# Your task
Some lines in the records below may hold the word "KATHIA"; give the number of those lines and nothing else.

# Supplied data
— Begin —

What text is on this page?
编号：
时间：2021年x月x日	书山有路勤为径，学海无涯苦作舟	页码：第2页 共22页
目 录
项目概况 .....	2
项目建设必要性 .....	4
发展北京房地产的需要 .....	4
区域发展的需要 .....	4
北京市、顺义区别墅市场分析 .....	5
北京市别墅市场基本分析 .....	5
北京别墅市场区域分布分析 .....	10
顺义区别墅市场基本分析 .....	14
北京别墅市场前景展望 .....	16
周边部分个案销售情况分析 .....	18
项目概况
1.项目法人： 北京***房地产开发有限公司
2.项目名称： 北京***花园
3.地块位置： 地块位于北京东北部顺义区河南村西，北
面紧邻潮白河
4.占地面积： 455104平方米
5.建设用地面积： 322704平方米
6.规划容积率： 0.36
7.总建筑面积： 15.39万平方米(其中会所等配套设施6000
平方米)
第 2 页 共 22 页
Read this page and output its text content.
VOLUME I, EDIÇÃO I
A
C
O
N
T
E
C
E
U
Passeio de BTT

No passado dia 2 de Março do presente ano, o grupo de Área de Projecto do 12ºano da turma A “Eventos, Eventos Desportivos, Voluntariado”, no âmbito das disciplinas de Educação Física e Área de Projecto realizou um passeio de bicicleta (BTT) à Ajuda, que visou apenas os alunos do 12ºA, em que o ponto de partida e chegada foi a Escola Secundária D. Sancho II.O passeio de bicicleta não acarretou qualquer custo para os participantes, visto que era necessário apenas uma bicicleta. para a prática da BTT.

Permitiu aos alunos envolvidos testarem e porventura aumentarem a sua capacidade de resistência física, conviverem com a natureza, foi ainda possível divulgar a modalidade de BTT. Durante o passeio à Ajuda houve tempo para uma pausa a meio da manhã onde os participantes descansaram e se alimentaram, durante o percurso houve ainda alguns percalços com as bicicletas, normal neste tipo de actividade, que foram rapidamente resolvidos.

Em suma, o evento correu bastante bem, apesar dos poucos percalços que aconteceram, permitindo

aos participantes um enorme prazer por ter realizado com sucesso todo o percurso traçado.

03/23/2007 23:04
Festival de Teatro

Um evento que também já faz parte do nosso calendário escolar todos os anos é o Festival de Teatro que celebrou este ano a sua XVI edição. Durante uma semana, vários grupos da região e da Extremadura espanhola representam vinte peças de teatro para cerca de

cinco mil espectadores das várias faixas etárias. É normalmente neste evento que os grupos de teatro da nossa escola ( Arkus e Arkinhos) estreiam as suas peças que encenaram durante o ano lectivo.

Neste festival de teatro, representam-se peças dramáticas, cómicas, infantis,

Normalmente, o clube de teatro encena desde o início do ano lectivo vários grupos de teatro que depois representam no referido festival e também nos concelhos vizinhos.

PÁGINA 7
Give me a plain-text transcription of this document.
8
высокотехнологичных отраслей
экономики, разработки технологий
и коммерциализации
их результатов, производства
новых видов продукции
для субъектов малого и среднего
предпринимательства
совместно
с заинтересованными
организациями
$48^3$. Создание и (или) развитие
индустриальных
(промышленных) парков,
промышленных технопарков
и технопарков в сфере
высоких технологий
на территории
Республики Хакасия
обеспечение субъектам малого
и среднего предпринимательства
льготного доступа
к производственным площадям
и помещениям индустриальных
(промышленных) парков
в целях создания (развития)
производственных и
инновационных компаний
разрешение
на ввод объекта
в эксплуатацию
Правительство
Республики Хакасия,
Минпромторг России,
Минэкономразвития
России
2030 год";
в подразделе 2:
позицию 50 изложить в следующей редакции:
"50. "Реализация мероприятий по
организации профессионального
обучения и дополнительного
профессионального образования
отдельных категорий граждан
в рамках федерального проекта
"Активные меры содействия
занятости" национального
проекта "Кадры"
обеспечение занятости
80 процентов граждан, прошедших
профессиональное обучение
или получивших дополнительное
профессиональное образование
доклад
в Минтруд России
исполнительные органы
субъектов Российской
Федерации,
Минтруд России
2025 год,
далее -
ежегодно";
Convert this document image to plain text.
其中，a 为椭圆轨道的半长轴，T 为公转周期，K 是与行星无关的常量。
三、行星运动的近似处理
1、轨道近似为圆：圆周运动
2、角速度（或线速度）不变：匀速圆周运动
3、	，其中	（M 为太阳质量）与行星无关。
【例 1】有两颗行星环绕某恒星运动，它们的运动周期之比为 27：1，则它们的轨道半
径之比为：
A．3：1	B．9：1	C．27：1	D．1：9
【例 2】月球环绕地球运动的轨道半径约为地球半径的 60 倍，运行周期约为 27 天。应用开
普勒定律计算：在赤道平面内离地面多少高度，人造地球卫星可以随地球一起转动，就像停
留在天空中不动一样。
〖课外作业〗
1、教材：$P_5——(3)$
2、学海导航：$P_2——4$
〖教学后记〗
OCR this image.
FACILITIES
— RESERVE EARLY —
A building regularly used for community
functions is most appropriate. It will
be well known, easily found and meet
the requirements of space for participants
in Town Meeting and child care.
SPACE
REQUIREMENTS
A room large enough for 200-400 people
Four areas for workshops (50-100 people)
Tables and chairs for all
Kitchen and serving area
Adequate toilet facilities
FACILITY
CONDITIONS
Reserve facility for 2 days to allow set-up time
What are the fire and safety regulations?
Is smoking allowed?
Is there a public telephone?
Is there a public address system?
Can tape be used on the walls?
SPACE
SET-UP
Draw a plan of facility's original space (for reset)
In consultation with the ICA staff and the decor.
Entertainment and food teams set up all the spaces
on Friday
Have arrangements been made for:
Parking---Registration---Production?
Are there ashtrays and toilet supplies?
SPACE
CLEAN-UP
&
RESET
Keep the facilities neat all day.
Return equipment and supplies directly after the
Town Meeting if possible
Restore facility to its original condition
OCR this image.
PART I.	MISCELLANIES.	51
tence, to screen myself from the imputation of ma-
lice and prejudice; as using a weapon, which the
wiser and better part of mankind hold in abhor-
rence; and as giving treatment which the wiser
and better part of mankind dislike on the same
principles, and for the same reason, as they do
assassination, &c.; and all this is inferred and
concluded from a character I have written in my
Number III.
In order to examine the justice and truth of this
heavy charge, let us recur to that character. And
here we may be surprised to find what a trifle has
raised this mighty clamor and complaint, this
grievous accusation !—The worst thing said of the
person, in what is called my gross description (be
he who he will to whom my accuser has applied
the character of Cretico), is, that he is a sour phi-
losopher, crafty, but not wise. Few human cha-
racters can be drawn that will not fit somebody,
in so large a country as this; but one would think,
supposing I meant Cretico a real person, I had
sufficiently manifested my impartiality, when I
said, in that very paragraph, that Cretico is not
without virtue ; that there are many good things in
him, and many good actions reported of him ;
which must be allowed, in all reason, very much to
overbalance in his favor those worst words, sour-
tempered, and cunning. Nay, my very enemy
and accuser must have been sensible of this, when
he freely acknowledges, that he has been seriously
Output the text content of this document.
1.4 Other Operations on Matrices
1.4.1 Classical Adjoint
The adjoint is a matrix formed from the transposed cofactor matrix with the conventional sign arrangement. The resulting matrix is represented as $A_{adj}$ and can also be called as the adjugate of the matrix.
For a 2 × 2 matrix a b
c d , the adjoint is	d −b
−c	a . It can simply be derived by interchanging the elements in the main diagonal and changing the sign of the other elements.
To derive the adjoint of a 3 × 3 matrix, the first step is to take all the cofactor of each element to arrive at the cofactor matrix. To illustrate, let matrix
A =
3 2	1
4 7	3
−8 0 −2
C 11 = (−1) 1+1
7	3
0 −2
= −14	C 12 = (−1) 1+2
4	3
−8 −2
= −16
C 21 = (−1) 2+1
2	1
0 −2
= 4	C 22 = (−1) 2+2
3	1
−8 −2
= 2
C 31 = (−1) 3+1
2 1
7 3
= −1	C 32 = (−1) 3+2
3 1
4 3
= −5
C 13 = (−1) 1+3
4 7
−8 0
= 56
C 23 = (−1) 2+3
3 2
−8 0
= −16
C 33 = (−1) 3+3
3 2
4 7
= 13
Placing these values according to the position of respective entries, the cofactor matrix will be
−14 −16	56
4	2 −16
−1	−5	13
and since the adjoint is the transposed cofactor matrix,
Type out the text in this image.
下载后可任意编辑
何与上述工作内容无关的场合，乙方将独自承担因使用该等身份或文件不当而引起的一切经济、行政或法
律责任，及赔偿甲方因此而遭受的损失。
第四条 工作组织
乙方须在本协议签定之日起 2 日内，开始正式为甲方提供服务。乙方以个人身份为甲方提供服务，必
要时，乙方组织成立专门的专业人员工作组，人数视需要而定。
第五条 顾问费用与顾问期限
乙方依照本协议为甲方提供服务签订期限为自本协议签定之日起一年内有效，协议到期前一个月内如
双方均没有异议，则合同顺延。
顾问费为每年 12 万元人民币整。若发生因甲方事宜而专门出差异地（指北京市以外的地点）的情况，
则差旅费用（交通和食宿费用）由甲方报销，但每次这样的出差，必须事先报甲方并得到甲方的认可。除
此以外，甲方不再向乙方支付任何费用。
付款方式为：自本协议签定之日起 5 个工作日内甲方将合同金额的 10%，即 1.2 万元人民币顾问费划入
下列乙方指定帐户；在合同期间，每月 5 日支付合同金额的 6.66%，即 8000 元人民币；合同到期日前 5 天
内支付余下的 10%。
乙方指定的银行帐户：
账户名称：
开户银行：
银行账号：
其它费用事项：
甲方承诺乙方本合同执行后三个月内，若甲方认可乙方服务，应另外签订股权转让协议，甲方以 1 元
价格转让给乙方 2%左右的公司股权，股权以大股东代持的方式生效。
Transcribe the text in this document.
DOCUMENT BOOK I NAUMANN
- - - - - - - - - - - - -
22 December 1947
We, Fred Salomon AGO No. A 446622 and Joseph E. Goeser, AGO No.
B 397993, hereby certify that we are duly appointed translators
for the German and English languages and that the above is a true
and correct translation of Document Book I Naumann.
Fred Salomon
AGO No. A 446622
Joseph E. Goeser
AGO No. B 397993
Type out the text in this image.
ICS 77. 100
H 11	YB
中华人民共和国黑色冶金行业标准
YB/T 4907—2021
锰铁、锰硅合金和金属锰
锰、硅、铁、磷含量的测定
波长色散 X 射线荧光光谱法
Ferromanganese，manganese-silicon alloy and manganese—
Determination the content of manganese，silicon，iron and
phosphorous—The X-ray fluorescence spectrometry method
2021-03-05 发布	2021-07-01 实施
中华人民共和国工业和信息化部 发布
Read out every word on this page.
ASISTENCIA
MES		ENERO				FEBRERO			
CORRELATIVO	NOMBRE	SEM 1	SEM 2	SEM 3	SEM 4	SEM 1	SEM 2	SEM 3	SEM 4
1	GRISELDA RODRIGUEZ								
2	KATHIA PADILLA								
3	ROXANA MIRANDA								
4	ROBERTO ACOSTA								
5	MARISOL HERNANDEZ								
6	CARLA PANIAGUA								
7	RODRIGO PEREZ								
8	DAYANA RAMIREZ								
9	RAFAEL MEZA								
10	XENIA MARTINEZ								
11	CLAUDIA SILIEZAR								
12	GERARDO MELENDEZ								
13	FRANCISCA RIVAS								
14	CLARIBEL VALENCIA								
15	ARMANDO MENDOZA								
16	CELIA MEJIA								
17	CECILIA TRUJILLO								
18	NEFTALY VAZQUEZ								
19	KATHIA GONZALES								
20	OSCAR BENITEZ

— End —

# In response
2